◆ **What you need to do**
Filter the records below down to lines containing "Rückseite".

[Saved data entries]
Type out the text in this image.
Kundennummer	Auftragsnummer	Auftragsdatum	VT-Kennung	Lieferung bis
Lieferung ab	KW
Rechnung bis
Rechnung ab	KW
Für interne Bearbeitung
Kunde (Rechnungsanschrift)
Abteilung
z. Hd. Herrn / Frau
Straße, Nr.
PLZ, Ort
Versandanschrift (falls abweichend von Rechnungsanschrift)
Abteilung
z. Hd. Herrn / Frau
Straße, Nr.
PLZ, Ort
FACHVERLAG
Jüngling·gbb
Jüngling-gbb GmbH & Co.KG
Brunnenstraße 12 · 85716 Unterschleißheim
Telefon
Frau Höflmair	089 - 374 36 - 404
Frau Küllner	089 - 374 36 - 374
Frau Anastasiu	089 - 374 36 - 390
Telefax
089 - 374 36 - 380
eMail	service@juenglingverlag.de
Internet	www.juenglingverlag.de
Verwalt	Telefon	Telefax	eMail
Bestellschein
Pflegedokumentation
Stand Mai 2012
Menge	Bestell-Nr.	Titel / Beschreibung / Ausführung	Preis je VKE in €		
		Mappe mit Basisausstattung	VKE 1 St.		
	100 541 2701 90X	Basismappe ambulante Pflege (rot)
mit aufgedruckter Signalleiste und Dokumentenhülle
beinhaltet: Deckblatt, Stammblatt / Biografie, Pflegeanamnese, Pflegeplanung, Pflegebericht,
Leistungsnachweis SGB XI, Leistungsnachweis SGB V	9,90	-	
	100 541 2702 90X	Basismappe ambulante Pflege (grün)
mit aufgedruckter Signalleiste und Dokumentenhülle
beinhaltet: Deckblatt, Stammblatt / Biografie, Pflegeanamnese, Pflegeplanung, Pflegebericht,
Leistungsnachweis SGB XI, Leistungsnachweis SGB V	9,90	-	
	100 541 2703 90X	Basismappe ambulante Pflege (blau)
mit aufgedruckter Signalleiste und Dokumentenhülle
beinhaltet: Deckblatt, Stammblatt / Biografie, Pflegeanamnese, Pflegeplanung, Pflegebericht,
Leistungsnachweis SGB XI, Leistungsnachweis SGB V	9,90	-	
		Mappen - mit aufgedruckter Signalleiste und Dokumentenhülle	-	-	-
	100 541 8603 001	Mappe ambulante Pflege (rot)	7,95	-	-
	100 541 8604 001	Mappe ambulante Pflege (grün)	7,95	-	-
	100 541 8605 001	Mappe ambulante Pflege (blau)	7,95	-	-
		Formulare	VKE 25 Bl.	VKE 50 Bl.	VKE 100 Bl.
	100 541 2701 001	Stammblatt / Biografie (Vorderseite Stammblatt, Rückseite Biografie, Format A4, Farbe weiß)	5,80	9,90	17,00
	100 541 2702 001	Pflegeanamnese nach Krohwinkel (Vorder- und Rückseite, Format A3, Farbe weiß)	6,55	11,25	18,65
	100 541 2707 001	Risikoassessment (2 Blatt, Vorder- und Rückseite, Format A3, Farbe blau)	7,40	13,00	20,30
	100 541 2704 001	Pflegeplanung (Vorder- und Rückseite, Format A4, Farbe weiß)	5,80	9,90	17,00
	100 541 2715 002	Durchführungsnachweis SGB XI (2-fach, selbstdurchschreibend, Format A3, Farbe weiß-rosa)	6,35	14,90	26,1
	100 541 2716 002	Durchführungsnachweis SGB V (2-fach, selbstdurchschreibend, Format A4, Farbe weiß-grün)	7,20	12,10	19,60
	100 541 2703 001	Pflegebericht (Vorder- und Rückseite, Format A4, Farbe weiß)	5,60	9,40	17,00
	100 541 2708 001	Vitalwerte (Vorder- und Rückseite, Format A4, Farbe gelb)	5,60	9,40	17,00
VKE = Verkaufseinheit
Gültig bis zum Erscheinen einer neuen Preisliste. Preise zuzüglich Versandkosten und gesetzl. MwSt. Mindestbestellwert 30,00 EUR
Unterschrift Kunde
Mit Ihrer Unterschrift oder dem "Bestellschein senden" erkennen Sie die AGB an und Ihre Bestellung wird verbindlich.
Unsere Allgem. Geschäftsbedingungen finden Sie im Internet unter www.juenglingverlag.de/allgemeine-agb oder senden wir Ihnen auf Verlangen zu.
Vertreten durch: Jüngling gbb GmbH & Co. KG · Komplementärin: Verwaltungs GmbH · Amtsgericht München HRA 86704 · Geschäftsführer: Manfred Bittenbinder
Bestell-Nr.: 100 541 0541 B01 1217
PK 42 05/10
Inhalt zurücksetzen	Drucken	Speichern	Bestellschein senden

◆ **Result of this exercise**
	100 541 2701 001	Stammblatt / Biografie (Vorderseite Stammblatt, Rückseite Biografie, Format A4, Farbe weiß)	5,80	9,90	17,00
	100 541 2702 001	Pflegeanamnese nach Krohwinkel (Vorder- und Rückseite, Format A3, Farbe weiß)	6,55	11,25	18,65
	100 541 2707 001	Risikoassessment (2 Blatt, Vorder- und Rückseite, Format A3, Farbe blau)	7,40	13,00	20,30
	100 541 2704 001	Pflegeplanung (Vorder- und Rückseite, Format A4, Farbe weiß)	5,80	9,90	17,00
	100 541 2703 001	Pflegebericht (Vorder- und Rückseite, Format A4, Farbe weiß)	5,60	9,40	17,00
	100 541 2708 001	Vitalwerte (Vorder- und Rückseite, Format A4, Farbe gelb)	5,60	9,40	17,00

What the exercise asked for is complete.